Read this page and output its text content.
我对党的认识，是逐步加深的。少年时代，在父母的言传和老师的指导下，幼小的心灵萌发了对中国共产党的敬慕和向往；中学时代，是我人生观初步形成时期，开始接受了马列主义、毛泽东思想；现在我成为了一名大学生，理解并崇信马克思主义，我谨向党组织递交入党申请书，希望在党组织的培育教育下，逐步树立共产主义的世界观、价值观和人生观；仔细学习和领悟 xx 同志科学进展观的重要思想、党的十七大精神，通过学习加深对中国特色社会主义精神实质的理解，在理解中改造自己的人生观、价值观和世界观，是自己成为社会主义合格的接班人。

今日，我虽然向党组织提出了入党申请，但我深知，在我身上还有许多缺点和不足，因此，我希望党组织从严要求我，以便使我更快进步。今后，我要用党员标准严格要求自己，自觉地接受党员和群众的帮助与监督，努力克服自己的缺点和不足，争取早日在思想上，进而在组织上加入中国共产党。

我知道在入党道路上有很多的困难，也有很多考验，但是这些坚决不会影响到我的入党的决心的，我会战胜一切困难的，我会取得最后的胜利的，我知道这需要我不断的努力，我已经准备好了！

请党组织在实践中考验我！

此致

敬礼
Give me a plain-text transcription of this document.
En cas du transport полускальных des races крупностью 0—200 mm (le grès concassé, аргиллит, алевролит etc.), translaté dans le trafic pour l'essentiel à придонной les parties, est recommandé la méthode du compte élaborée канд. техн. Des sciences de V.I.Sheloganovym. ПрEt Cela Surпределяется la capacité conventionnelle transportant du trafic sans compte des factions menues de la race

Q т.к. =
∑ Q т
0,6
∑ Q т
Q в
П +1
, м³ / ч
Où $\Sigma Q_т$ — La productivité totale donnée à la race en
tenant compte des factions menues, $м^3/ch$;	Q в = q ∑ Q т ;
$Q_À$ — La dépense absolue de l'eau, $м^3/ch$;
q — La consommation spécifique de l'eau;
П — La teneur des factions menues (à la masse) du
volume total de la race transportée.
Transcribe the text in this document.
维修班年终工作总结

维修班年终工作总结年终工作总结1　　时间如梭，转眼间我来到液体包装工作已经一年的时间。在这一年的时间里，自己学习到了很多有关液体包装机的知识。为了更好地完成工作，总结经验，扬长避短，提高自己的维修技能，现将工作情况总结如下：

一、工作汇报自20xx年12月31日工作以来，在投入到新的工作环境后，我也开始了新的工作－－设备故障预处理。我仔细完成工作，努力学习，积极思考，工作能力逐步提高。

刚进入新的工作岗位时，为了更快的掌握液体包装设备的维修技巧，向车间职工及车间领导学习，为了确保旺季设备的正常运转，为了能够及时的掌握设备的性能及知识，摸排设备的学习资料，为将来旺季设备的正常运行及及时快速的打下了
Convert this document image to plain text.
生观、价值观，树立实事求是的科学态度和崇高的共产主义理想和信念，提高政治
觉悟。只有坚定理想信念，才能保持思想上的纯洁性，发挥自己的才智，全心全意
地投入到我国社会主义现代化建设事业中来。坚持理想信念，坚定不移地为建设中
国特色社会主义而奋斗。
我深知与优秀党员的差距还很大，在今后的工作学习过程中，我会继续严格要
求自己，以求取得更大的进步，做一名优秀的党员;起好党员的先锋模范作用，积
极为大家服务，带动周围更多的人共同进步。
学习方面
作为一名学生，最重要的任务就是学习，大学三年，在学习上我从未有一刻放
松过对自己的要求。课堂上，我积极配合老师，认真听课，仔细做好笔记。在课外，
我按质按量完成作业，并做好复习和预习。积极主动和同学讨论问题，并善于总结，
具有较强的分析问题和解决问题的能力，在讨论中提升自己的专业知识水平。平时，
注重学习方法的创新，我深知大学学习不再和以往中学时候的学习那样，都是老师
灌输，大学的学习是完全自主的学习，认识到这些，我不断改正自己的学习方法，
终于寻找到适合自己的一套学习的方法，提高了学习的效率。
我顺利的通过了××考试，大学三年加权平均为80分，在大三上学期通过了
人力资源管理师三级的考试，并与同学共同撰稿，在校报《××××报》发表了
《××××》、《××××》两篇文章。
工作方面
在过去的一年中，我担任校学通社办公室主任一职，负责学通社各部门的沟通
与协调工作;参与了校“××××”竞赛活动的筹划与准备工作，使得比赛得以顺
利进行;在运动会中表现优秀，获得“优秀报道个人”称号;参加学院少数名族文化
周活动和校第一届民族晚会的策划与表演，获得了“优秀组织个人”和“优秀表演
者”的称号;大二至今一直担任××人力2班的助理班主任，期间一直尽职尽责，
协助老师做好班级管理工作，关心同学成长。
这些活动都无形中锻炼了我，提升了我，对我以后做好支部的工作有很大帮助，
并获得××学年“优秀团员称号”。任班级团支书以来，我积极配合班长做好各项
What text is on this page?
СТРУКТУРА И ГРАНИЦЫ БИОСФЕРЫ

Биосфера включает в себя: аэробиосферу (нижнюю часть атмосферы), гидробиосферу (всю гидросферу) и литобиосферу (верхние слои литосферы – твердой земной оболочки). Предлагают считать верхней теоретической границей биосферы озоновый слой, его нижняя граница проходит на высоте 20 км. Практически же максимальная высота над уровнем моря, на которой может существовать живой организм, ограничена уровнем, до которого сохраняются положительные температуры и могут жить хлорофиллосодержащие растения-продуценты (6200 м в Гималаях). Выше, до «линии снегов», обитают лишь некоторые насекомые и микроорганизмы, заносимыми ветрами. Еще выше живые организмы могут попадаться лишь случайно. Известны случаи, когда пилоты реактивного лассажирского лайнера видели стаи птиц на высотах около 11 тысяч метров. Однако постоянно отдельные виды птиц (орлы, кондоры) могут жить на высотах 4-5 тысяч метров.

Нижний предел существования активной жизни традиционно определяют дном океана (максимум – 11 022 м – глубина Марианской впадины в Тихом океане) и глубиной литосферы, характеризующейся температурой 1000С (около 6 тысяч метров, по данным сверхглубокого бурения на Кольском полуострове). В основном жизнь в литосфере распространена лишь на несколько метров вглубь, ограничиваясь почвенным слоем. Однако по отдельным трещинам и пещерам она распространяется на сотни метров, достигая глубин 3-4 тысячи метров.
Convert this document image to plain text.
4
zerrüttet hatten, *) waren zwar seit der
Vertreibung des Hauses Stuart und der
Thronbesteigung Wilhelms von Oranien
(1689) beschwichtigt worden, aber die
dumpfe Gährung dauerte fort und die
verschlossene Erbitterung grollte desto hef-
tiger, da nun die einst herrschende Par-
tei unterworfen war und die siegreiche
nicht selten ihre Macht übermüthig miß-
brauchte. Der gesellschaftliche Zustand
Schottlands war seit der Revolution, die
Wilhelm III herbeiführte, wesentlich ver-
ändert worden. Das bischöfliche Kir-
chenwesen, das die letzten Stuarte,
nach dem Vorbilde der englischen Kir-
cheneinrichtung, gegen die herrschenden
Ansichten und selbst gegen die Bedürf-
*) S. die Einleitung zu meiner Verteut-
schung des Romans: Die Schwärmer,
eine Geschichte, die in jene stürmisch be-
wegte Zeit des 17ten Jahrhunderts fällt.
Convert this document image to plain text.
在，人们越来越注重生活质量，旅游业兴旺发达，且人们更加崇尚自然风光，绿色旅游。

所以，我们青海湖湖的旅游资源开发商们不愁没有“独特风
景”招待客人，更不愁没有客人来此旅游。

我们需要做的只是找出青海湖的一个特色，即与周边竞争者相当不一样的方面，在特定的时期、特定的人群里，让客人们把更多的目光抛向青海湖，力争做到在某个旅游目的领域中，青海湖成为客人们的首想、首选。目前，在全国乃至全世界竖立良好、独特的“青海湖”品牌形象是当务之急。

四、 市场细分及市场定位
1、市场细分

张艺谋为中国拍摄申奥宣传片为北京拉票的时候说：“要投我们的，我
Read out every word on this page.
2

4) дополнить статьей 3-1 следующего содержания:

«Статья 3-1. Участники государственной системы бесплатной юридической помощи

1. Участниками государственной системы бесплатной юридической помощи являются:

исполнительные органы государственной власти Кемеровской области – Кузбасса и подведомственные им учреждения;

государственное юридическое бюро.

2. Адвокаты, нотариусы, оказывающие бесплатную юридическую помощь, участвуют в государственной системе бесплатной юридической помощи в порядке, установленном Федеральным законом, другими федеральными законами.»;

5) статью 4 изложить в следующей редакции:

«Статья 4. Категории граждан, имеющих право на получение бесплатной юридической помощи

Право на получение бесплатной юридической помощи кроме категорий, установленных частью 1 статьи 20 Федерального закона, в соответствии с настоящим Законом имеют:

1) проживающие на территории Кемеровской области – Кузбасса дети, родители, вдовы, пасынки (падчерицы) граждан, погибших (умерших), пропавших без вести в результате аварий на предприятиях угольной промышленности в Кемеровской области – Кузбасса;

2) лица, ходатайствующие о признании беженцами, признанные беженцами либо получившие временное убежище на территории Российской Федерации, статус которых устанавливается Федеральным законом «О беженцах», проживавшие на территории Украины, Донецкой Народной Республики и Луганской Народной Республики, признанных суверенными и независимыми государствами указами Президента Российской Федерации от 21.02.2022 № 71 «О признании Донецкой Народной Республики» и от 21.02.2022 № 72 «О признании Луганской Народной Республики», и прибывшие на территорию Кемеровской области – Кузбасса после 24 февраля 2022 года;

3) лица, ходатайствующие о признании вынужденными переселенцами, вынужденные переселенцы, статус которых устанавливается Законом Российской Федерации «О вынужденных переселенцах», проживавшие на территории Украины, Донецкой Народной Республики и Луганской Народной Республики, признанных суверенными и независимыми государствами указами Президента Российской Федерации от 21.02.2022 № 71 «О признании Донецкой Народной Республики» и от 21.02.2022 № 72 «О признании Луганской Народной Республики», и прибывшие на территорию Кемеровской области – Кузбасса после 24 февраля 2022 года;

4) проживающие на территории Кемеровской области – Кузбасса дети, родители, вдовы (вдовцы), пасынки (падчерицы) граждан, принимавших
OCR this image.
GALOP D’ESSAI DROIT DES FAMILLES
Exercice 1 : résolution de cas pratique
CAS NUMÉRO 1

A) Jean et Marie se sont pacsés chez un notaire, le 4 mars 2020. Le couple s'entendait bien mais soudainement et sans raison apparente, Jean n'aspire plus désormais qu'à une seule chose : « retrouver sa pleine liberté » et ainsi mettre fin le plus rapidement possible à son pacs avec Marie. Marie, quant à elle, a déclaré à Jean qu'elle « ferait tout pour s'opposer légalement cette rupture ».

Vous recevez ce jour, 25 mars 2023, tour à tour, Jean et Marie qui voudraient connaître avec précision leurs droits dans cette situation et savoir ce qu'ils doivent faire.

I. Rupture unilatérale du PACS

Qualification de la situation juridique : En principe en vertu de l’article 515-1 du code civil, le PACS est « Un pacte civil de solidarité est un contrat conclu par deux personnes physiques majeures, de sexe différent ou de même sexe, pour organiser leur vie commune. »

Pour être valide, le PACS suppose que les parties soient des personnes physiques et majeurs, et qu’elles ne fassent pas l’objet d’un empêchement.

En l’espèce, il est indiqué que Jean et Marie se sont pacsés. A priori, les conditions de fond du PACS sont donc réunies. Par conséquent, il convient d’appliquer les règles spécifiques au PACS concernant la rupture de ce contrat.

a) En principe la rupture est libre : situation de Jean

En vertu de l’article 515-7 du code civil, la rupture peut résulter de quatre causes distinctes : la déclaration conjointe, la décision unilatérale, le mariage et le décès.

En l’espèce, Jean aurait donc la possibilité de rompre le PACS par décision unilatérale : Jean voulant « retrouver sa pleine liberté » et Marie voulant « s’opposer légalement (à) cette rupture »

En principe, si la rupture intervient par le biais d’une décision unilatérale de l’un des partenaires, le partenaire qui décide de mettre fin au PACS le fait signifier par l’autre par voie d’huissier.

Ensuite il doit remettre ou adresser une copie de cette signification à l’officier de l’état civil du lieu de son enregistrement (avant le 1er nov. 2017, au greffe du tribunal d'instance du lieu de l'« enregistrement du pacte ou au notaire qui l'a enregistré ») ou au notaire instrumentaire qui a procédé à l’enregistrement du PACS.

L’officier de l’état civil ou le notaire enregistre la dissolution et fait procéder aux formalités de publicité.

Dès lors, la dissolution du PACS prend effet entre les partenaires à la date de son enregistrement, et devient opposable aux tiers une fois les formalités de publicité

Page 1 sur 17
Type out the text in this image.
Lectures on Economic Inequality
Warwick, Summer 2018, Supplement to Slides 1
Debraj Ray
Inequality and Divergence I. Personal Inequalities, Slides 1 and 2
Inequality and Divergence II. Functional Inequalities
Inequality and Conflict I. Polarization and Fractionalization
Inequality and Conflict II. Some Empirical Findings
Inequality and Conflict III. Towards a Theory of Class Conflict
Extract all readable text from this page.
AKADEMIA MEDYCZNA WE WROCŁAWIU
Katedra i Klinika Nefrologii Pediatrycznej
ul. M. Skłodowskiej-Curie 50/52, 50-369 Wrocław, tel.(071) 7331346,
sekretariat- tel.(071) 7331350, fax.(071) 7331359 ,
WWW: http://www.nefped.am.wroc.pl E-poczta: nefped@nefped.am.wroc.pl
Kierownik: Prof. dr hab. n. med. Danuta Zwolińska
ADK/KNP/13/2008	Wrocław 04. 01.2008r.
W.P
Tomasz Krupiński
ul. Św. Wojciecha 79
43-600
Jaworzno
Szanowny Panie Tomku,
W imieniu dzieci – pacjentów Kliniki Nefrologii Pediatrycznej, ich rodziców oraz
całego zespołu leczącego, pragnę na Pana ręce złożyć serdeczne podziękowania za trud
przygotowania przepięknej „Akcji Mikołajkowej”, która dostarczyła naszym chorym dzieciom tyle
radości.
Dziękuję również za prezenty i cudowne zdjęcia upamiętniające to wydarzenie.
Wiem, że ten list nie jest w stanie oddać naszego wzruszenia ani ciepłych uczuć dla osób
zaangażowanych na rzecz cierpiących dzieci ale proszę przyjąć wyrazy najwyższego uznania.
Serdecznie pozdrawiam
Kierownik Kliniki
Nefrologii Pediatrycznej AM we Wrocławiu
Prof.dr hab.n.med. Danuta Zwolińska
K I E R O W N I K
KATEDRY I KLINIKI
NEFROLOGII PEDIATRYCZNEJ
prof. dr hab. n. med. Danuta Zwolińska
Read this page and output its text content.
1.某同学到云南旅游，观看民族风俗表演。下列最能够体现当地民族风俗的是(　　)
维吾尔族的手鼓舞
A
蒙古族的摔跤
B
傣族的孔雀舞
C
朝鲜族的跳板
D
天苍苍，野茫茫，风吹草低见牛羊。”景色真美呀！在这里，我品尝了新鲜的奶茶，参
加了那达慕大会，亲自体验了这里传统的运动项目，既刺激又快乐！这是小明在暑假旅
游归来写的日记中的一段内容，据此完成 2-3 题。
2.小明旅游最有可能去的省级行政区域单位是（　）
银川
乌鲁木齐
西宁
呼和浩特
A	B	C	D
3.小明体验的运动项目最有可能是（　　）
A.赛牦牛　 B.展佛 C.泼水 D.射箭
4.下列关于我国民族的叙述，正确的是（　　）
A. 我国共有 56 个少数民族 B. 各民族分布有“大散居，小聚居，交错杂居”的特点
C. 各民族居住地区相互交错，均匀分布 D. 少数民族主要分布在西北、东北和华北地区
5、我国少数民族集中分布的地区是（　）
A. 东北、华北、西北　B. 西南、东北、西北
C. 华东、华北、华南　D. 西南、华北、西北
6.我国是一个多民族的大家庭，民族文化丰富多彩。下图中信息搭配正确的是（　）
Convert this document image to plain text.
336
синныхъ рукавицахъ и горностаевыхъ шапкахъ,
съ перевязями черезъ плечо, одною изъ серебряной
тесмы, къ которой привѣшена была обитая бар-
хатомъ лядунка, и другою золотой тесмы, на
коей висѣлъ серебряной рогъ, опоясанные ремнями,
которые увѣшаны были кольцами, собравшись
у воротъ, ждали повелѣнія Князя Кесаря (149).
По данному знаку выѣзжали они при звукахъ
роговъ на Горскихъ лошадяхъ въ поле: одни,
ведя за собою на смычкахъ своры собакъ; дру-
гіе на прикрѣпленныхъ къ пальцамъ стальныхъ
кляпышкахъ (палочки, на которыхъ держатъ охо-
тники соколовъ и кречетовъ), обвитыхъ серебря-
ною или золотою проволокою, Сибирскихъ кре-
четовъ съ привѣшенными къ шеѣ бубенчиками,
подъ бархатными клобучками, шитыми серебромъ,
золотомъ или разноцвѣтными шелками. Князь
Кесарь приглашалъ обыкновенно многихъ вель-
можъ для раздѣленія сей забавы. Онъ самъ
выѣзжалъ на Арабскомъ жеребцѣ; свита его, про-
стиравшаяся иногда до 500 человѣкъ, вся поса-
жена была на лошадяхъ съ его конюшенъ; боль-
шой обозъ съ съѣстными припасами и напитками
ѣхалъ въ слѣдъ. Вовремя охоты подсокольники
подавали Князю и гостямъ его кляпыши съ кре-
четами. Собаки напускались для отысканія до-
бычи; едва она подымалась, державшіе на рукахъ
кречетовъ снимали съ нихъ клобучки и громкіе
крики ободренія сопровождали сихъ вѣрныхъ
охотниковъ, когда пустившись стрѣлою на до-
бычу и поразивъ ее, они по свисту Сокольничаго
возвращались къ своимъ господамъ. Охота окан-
--------------------------------
■ THE TASK:
Identify each line holding the string "родители", and copy it out.

■ TASK SOLUTION:
1) проживающие на территории Кемеровской области – Кузбасса дети, родители, вдовы, пасынки (падчерицы) граждан, погибших (умерших), пропавших без вести в результате аварий на предприятиях угольной промышленности в Кемеровской области – Кузбасса;
4) проживающие на территории Кемеровской области – Кузбасса дети, родители, вдовы (вдовцы), пасынки (падчерицы) граждан, принимавших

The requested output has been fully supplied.